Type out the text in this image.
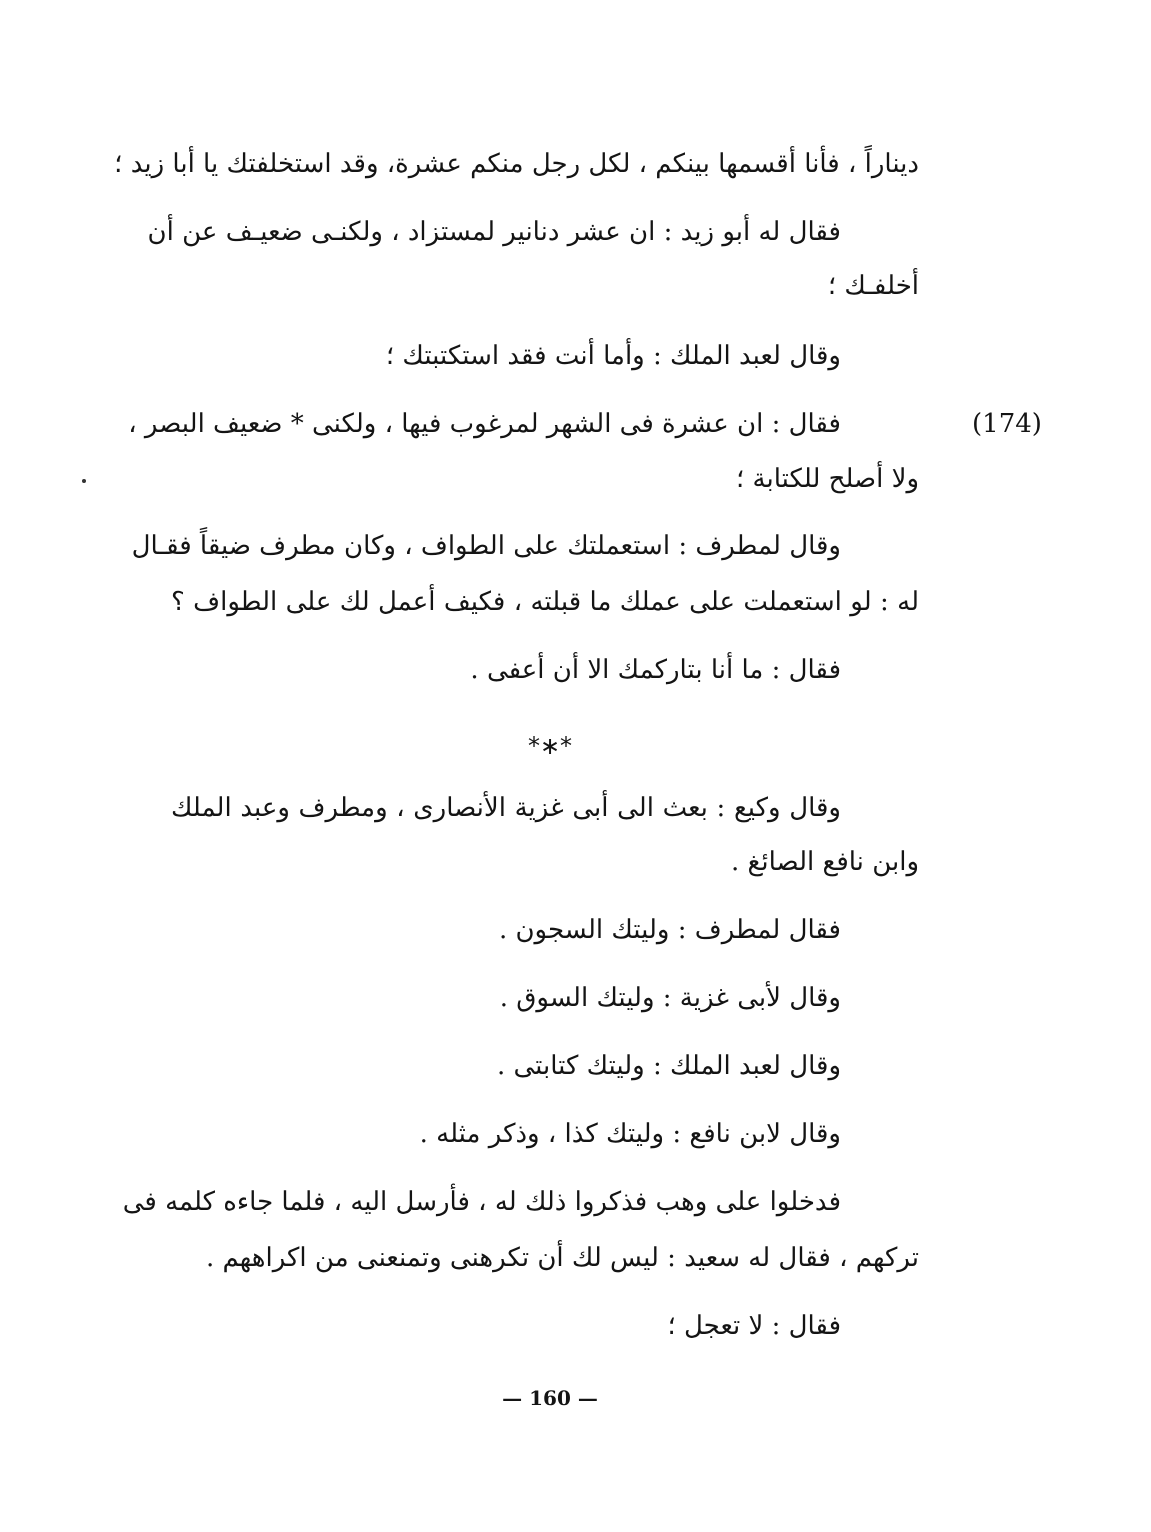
ديناراً ، فأنا أقسمها بينكم ، لكل رجل منكم عشرة، وقد استخلفتك يا أبا زيد ؛
فقال له أبو زيد : ان عشر دنانير لمستزاد ، ولكنـى ضعيـف عن أن
أخلفـك ؛
وقال لعبد الملك : وأما أنت فقد استكتبتك ؛
(174)
فقال : ان عشرة فى الشهر لمرغوب فيها ، ولكنى * ضعيف البصر ،
ولا أصلح للكتابة ؛
وقال لمطرف : استعملتك على الطواف ، وكان مطرف ضيقاً فقـال
له : لو استعملت على عملك ما قبلته ، فكيف أعمل لك على الطواف ؟
فقال : ما أنا بتاركمك الا أن أعفى .
*∗*
وقال وكيع : بعث الى أبى غزية الأنصارى ، ومطرف وعبد الملك
وابن نافع الصائغ .
فقال لمطرف : وليتك السجون .
وقال لأبى غزية : وليتك السوق .
وقال لعبد الملك : وليتك كتابتى .
وقال لابن نافع : وليتك كذا ، وذكر مثله .
فدخلوا على وهب فذكروا ذلك له ، فأرسل اليه ، فلما جاءه كلمه فى
تركهم ، فقال له سعيد : ليس لك أن تكرهنى وتمنعنى من اكراههم .
فقال : لا تعجل ؛
— 160 —
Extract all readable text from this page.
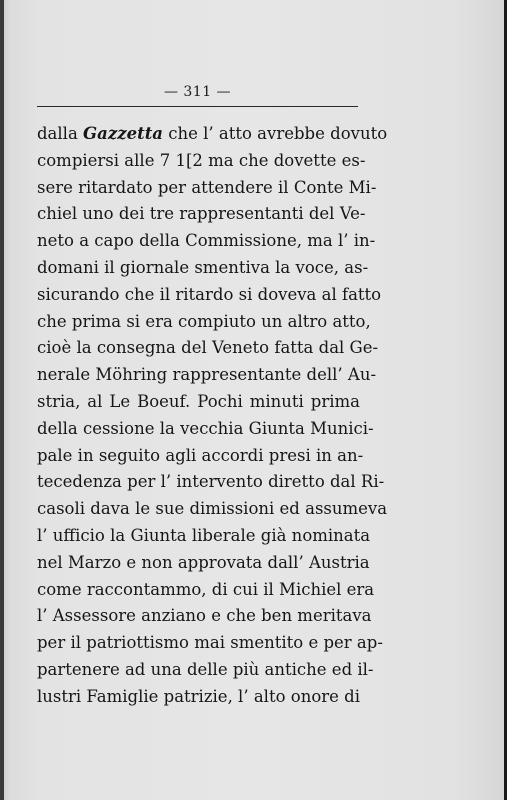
— 311 —
dalla Gazzetta che l’ atto avrebbe dovuto
compiersi alle 7 1[2 ma che dovette es-
sere ritardato per attendere il Conte Mi-
chiel uno dei tre rappresentanti del Ve-
neto a capo della Commissione, ma l’ in-
domani il giornale smentiva la voce, as-
sicurando che il ritardo si doveva al fatto
che prima si era compiuto un altro atto,
cioè la consegna del Veneto fatta dal Ge-
nerale Möhring rappresentante dell’ Au-
stria, al Le Boeuf. Pochi minuti prima
della cessione la vecchia Giunta Munici-
pale in seguito agli accordi presi in an-
tecedenza per l’ intervento diretto dal Ri-
casoli dava le sue dimissioni ed assumeva
l’ ufficio la Giunta liberale già nominata
nel Marzo e non approvata dall’ Austria
come raccontammo, di cui il Michiel era
l’ Assessore anziano e che ben meritava
per il patriottismo mai smentito e per ap-
partenere ad una delle più antiche ed il-
lustri Famiglie patrizie, l’ alto onore di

-*-

■ EXERCISE OBJECTIVE ■
From the material above, copy each line that includes the word "غزية".

■ OUTPUT ■
وقال وكيع : بعث الى أبى غزية الأنصارى ، ومطرف وعبد الملك
وقال لأبى غزية : وليتك السوق .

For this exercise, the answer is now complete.